Make an exact copy of the records, with the pictures left out.

[Rows from a dataset]
--------

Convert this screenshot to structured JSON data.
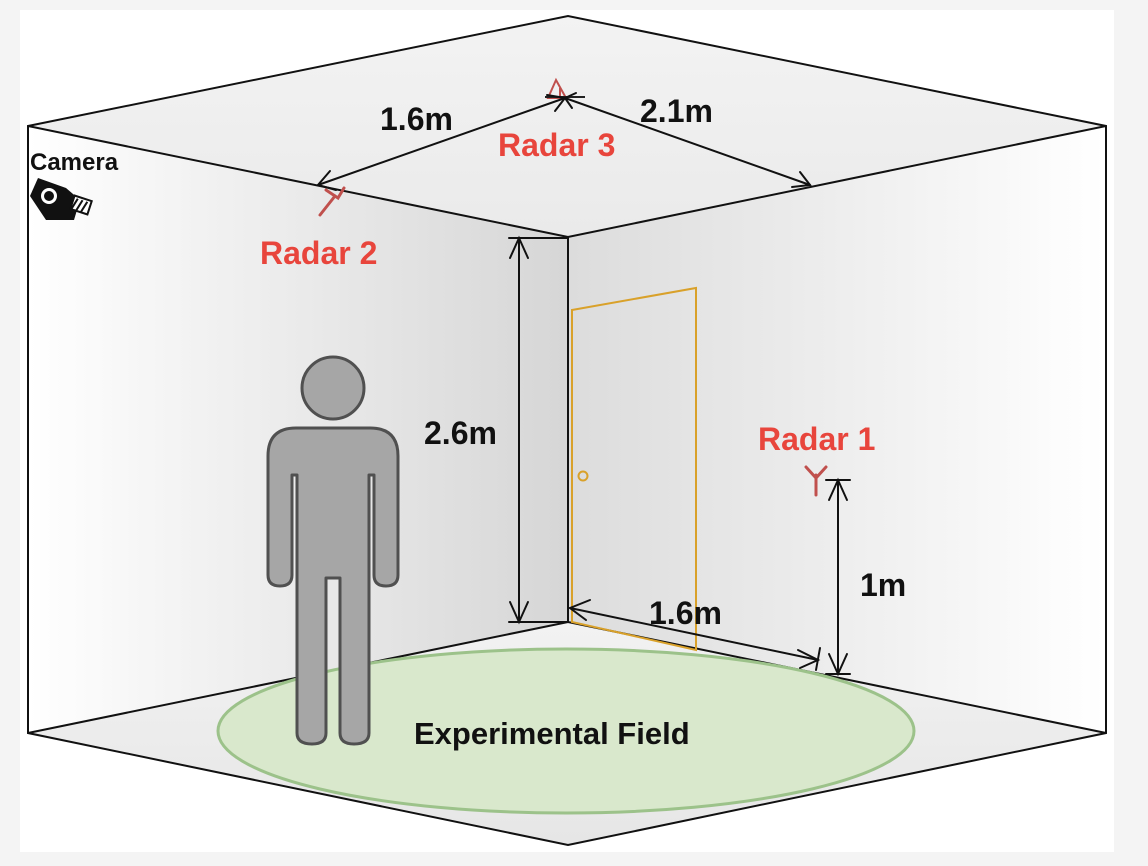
{
  "labels": {
    "camera": "Camera",
    "radar1": "Radar 1",
    "radar2": "Radar 2",
    "radar3": "Radar 3",
    "dim_ceiling_left": "1.6m",
    "dim_ceiling_right": "2.1m",
    "dim_height": "2.6m",
    "dim_floor": "1.6m",
    "dim_radar1_height": "1m",
    "field": "Experimental Field"
  },
  "colors": {
    "radar_label": "#e8453c",
    "radar_icon": "#c0504d",
    "door": "#d9a12a",
    "field_fill": "#d9e8cc",
    "field_stroke": "#9cc28a",
    "person_fill": "#a6a6a6",
    "person_stroke": "#505050",
    "wall_stroke": "#111111"
  },
  "icons": {
    "camera": "security-camera-icon",
    "radar": "antenna-icon",
    "person": "person-silhouette-icon",
    "door": "door-icon"
  }
}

--------

*CORRECT RESPONSE*.
Convert this screenshot to structured JSON data.
{
  "labels": {
    "camera": "Camera",
    "radar1": "Radar 1",
    "radar2": "Radar 2",
    "radar3": "Radar 3",
    "dim_ceiling_left": "1.6m",
    "dim_ceiling_right": "2.1m",
    "dim_height": "2.6m",
    "dim_floor": "1.6m",
    "dim_radar1_height": "1m",
    "field": "Experimental Field"
  },
  "colors": {
    "radar_label": "#e8453c",
    "radar_icon": "#c0504d",
    "door": "#d9a12a",
    "field_fill": "#d9e8cc",
    "field_stroke": "#9cc28a",
    "person_fill": "#a6a6a6",
    "person_stroke": "#505050",
    "wall_stroke": "#111111"
  },
  "icons": {
    "camera": "security-camera-icon",
    "radar": "antenna-icon",
    "person": "person-silhouette-icon",
    "door": "door-icon"
  }
}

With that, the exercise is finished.